[Some records]
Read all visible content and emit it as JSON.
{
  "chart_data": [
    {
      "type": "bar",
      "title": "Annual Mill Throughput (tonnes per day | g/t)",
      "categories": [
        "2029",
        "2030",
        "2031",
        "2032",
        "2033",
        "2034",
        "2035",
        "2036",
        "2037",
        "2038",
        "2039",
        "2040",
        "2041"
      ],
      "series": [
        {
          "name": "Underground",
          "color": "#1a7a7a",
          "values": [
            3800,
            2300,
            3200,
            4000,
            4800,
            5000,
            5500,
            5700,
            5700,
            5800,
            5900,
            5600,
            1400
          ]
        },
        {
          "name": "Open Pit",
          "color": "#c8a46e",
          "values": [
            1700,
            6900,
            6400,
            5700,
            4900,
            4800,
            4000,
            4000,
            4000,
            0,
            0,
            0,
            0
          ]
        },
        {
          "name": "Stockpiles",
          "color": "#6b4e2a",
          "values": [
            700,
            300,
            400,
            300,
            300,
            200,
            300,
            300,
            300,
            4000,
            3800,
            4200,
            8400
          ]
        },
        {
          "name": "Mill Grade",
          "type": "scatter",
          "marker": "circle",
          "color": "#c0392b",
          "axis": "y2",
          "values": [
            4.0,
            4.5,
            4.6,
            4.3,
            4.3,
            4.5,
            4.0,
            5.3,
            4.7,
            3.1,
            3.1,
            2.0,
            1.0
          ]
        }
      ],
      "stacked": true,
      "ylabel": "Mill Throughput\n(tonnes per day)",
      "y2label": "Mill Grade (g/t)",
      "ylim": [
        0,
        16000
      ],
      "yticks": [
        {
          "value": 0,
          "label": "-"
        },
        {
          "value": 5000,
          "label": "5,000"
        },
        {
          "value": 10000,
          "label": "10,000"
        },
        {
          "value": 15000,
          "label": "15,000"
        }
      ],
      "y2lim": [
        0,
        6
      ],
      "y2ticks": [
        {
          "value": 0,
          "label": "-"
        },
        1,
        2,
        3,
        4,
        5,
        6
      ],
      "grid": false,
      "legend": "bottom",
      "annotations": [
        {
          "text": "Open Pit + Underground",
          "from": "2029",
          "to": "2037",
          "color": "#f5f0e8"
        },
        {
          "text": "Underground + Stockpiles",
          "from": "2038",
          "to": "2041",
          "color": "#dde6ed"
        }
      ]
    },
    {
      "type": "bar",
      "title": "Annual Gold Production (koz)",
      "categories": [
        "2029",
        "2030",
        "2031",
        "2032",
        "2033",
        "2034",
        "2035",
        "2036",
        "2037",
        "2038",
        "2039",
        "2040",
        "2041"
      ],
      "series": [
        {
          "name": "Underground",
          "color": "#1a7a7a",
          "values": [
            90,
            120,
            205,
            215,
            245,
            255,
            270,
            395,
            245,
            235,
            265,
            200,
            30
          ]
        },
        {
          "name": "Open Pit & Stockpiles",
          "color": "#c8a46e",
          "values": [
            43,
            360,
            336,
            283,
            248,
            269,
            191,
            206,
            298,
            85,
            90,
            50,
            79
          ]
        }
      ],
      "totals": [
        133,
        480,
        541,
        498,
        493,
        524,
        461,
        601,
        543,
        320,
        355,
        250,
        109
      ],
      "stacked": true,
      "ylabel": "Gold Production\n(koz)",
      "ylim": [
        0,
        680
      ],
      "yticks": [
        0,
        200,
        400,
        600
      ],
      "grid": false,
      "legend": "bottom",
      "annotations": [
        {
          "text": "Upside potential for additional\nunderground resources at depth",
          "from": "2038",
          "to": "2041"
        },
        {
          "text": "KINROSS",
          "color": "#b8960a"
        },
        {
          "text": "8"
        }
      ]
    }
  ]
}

THE PROBLEM —
Identify every line holding the word "Throughput" and copy it out.

EXERCISE RESPONSE —
      "title": "Annual Mill Throughput (tonnes per day | g/t)",
      "ylabel": "Mill Throughput\n(tonnes per day)",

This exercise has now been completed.